*TASK OBJECTIVE*
Repeat the material below word for word and leave out all pictures.

*RECORDS PROVIDED*
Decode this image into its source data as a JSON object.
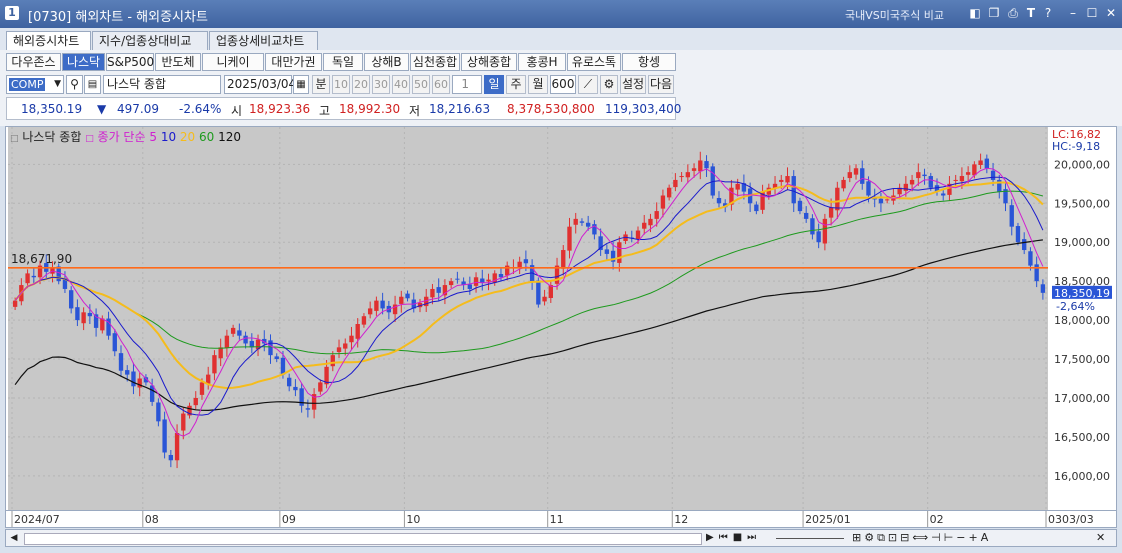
{
  "window": {
    "title": "[0730] 해외차트 - 해외증시차트",
    "icon_label": "1",
    "compare_link": "국내VS미국주식 비교"
  },
  "tabs": [
    {
      "label": "해외증시차트",
      "active": true
    },
    {
      "label": "지수/업종상대비교",
      "active": false
    },
    {
      "label": "업종상세비교차트",
      "active": false
    }
  ],
  "markets": [
    {
      "label": "다우존스",
      "active": false
    },
    {
      "label": "나스닥",
      "active": true
    },
    {
      "label": "S&P500",
      "active": false
    },
    {
      "label": "반도체",
      "active": false
    },
    {
      "label": "니케이",
      "active": false
    },
    {
      "label": "대만가권",
      "active": false
    },
    {
      "label": "독일",
      "active": false
    },
    {
      "label": "상해B",
      "active": false
    },
    {
      "label": "심천종합",
      "active": false
    },
    {
      "label": "상해종합",
      "active": false
    },
    {
      "label": "홍콩H",
      "active": false
    },
    {
      "label": "유로스톡",
      "active": false
    },
    {
      "label": "항셍",
      "active": false
    }
  ],
  "controls": {
    "symbol": "COMP",
    "symbol_name": "나스닥 종합",
    "date": "2025/03/04",
    "minute_label": "분",
    "periods": [
      "10",
      "20",
      "30",
      "40",
      "50",
      "60"
    ],
    "period_input": "1",
    "period_day": "일",
    "period_week": "주",
    "period_month": "월",
    "count": "600",
    "settings_label": "설정",
    "next_label": "다음"
  },
  "quote": {
    "price": "18,350.19",
    "arrow": "▼",
    "change": "497.09",
    "change_pct": "-2.64%",
    "open_label": "시",
    "open": "18,923.36",
    "high_label": "고",
    "high": "18,992.30",
    "low_label": "저",
    "low": "18,216.63",
    "volume": "8,378,530,800",
    "amount": "119,303,400"
  },
  "legend": {
    "name": "나스닥 종합",
    "ma_label": "종가 단순",
    "ma5": "5",
    "ma10": "10",
    "ma20": "20",
    "ma60": "60",
    "ma120": "120"
  },
  "right_info": {
    "lc": "LC:16,82",
    "hc": "HC:-9,18"
  },
  "ref_line": {
    "label": "18,671,90",
    "value": 18671.9
  },
  "current": {
    "label": "18,350,19",
    "pct": "-2,64%",
    "value": 18350.19
  },
  "colors": {
    "up": "#e03030",
    "down": "#2a55d6",
    "ma5": "#d020d0",
    "ma10": "#1a1acc",
    "ma20": "#f5bc1c",
    "ma60": "#1e9a1e",
    "ma120": "#111111",
    "ref": "#ff6a1a",
    "bg": "#c8c8c8"
  },
  "chart_data": {
    "type": "candlestick",
    "ylim": [
      15600,
      20300
    ],
    "y_ticks": [
      {
        "v": 20000,
        "label": "20,000,00"
      },
      {
        "v": 19500,
        "label": "19,500,00"
      },
      {
        "v": 19000,
        "label": "19,000,00"
      },
      {
        "v": 18500,
        "label": "18,500,00"
      },
      {
        "v": 18000,
        "label": "18,000,00"
      },
      {
        "v": 17500,
        "label": "17,500,00"
      },
      {
        "v": 17000,
        "label": "17,000,00"
      },
      {
        "v": 16500,
        "label": "16,500,00"
      },
      {
        "v": 16000,
        "label": "16,000,00"
      }
    ],
    "x_labels": [
      {
        "label": "2024/07",
        "i": 0
      },
      {
        "label": "08",
        "i": 21
      },
      {
        "label": "09",
        "i": 43
      },
      {
        "label": "10",
        "i": 63
      },
      {
        "label": "11",
        "i": 86
      },
      {
        "label": "12",
        "i": 106
      },
      {
        "label": "2025/01",
        "i": 127
      },
      {
        "label": "02",
        "i": 147
      },
      {
        "label": "03",
        "i": 166
      }
    ],
    "end_label": "03/03",
    "closes": [
      18250,
      18450,
      18600,
      18550,
      18700,
      18620,
      18680,
      18500,
      18400,
      18150,
      18000,
      18100,
      18050,
      17900,
      18020,
      17800,
      17600,
      17350,
      17300,
      17150,
      17250,
      17200,
      16950,
      16700,
      16300,
      16200,
      16550,
      16800,
      16900,
      17000,
      17200,
      17300,
      17550,
      17650,
      17800,
      17900,
      17800,
      17700,
      17650,
      17750,
      17700,
      17550,
      17500,
      17300,
      17150,
      17100,
      16900,
      16850,
      17050,
      17200,
      17400,
      17550,
      17650,
      17700,
      17800,
      17950,
      18050,
      18150,
      18250,
      18150,
      18100,
      18200,
      18300,
      18280,
      18150,
      18220,
      18300,
      18400,
      18350,
      18450,
      18500,
      18520,
      18450,
      18400,
      18550,
      18480,
      18520,
      18600,
      18550,
      18700,
      18680,
      18750,
      18730,
      18500,
      18200,
      18300,
      18450,
      18700,
      18900,
      19200,
      19300,
      19250,
      19200,
      19100,
      18900,
      18850,
      18750,
      19000,
      19100,
      19050,
      19150,
      19250,
      19300,
      19400,
      19600,
      19700,
      19800,
      19850,
      19900,
      19950,
      20050,
      19950,
      19600,
      19500,
      19450,
      19700,
      19750,
      19650,
      19500,
      19400,
      19650,
      19700,
      19750,
      19800,
      19850,
      19500,
      19400,
      19300,
      19100,
      19000,
      19300,
      19450,
      19700,
      19800,
      19900,
      19950,
      19750,
      19600,
      19550,
      19500,
      19550,
      19600,
      19700,
      19750,
      19800,
      19900,
      19850,
      19700,
      19650,
      19600,
      19750,
      19800,
      19850,
      19900,
      20000,
      20050,
      19950,
      19800,
      19650,
      19500,
      19200,
      19000,
      18900,
      18700,
      18500,
      18350.19
    ]
  }
}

*THE RESULT*
Decode this image into its source data as a JSON object.
{
  "window": {
    "title": "[0730] 해외차트 - 해외증시차트",
    "icon_label": "1",
    "compare_link": "국내VS미국주식 비교"
  },
  "tabs": [
    {
      "label": "해외증시차트",
      "active": true
    },
    {
      "label": "지수/업종상대비교",
      "active": false
    },
    {
      "label": "업종상세비교차트",
      "active": false
    }
  ],
  "markets": [
    {
      "label": "다우존스",
      "active": false
    },
    {
      "label": "나스닥",
      "active": true
    },
    {
      "label": "S&P500",
      "active": false
    },
    {
      "label": "반도체",
      "active": false
    },
    {
      "label": "니케이",
      "active": false
    },
    {
      "label": "대만가권",
      "active": false
    },
    {
      "label": "독일",
      "active": false
    },
    {
      "label": "상해B",
      "active": false
    },
    {
      "label": "심천종합",
      "active": false
    },
    {
      "label": "상해종합",
      "active": false
    },
    {
      "label": "홍콩H",
      "active": false
    },
    {
      "label": "유로스톡",
      "active": false
    },
    {
      "label": "항셍",
      "active": false
    }
  ],
  "controls": {
    "symbol": "COMP",
    "symbol_name": "나스닥 종합",
    "date": "2025/03/04",
    "minute_label": "분",
    "periods": [
      "10",
      "20",
      "30",
      "40",
      "50",
      "60"
    ],
    "period_input": "1",
    "period_day": "일",
    "period_week": "주",
    "period_month": "월",
    "count": "600",
    "settings_label": "설정",
    "next_label": "다음"
  },
  "quote": {
    "price": "18,350.19",
    "arrow": "▼",
    "change": "497.09",
    "change_pct": "-2.64%",
    "open_label": "시",
    "open": "18,923.36",
    "high_label": "고",
    "high": "18,992.30",
    "low_label": "저",
    "low": "18,216.63",
    "volume": "8,378,530,800",
    "amount": "119,303,400"
  },
  "legend": {
    "name": "나스닥 종합",
    "ma_label": "종가 단순",
    "ma5": "5",
    "ma10": "10",
    "ma20": "20",
    "ma60": "60",
    "ma120": "120"
  },
  "right_info": {
    "lc": "LC:16,82",
    "hc": "HC:-9,18"
  },
  "ref_line": {
    "label": "18,671,90",
    "value": 18671.9
  },
  "current": {
    "label": "18,350,19",
    "pct": "-2,64%",
    "value": 18350.19
  },
  "colors": {
    "up": "#e03030",
    "down": "#2a55d6",
    "ma5": "#d020d0",
    "ma10": "#1a1acc",
    "ma20": "#f5bc1c",
    "ma60": "#1e9a1e",
    "ma120": "#111111",
    "ref": "#ff6a1a",
    "bg": "#c8c8c8"
  },
  "chart_data": {
    "type": "candlestick",
    "ylim": [
      15600,
      20300
    ],
    "y_ticks": [
      {
        "v": 20000,
        "label": "20,000,00"
      },
      {
        "v": 19500,
        "label": "19,500,00"
      },
      {
        "v": 19000,
        "label": "19,000,00"
      },
      {
        "v": 18500,
        "label": "18,500,00"
      },
      {
        "v": 18000,
        "label": "18,000,00"
      },
      {
        "v": 17500,
        "label": "17,500,00"
      },
      {
        "v": 17000,
        "label": "17,000,00"
      },
      {
        "v": 16500,
        "label": "16,500,00"
      },
      {
        "v": 16000,
        "label": "16,000,00"
      }
    ],
    "x_labels": [
      {
        "label": "2024/07",
        "i": 0
      },
      {
        "label": "08",
        "i": 21
      },
      {
        "label": "09",
        "i": 43
      },
      {
        "label": "10",
        "i": 63
      },
      {
        "label": "11",
        "i": 86
      },
      {
        "label": "12",
        "i": 106
      },
      {
        "label": "2025/01",
        "i": 127
      },
      {
        "label": "02",
        "i": 147
      },
      {
        "label": "03",
        "i": 166
      }
    ],
    "end_label": "03/03",
    "closes": [
      18250,
      18450,
      18600,
      18550,
      18700,
      18620,
      18680,
      18500,
      18400,
      18150,
      18000,
      18100,
      18050,
      17900,
      18020,
      17800,
      17600,
      17350,
      17300,
      17150,
      17250,
      17200,
      16950,
      16700,
      16300,
      16200,
      16550,
      16800,
      16900,
      17000,
      17200,
      17300,
      17550,
      17650,
      17800,
      17900,
      17800,
      17700,
      17650,
      17750,
      17700,
      17550,
      17500,
      17300,
      17150,
      17100,
      16900,
      16850,
      17050,
      17200,
      17400,
      17550,
      17650,
      17700,
      17800,
      17950,
      18050,
      18150,
      18250,
      18150,
      18100,
      18200,
      18300,
      18280,
      18150,
      18220,
      18300,
      18400,
      18350,
      18450,
      18500,
      18520,
      18450,
      18400,
      18550,
      18480,
      18520,
      18600,
      18550,
      18700,
      18680,
      18750,
      18730,
      18500,
      18200,
      18300,
      18450,
      18700,
      18900,
      19200,
      19300,
      19250,
      19200,
      19100,
      18900,
      18850,
      18750,
      19000,
      19100,
      19050,
      19150,
      19250,
      19300,
      19400,
      19600,
      19700,
      19800,
      19850,
      19900,
      19950,
      20050,
      19950,
      19600,
      19500,
      19450,
      19700,
      19750,
      19650,
      19500,
      19400,
      19650,
      19700,
      19750,
      19800,
      19850,
      19500,
      19400,
      19300,
      19100,
      19000,
      19300,
      19450,
      19700,
      19800,
      19900,
      19950,
      19750,
      19600,
      19550,
      19500,
      19550,
      19600,
      19700,
      19750,
      19800,
      19900,
      19850,
      19700,
      19650,
      19600,
      19750,
      19800,
      19850,
      19900,
      20000,
      20050,
      19950,
      19800,
      19650,
      19500,
      19200,
      19000,
      18900,
      18700,
      18500,
      18350.19
    ]
  }
}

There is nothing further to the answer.